(SET PROBLEM):
Find the lines holding the word "icon" and collect them.

──────── DATA FOR THE TASK

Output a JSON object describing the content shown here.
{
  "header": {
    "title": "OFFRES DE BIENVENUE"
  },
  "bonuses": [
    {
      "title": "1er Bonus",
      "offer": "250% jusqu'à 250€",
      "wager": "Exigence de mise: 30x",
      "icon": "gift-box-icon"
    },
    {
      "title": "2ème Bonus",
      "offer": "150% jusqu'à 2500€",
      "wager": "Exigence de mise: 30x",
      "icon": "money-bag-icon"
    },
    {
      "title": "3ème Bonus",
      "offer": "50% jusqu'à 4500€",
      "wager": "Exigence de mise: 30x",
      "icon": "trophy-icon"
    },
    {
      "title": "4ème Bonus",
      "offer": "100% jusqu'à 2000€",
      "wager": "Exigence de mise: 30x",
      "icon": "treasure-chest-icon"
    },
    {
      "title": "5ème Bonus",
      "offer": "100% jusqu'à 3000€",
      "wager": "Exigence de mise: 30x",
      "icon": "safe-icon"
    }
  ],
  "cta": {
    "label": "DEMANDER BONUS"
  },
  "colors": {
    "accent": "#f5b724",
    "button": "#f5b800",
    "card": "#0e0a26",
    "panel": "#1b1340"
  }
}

────────────────

(THE OUTPUT):
      "icon": "gift-box-icon"
      "icon": "money-bag-icon"
      "icon": "trophy-icon"
      "icon": "treasure-chest-icon"
      "icon": "safe-icon"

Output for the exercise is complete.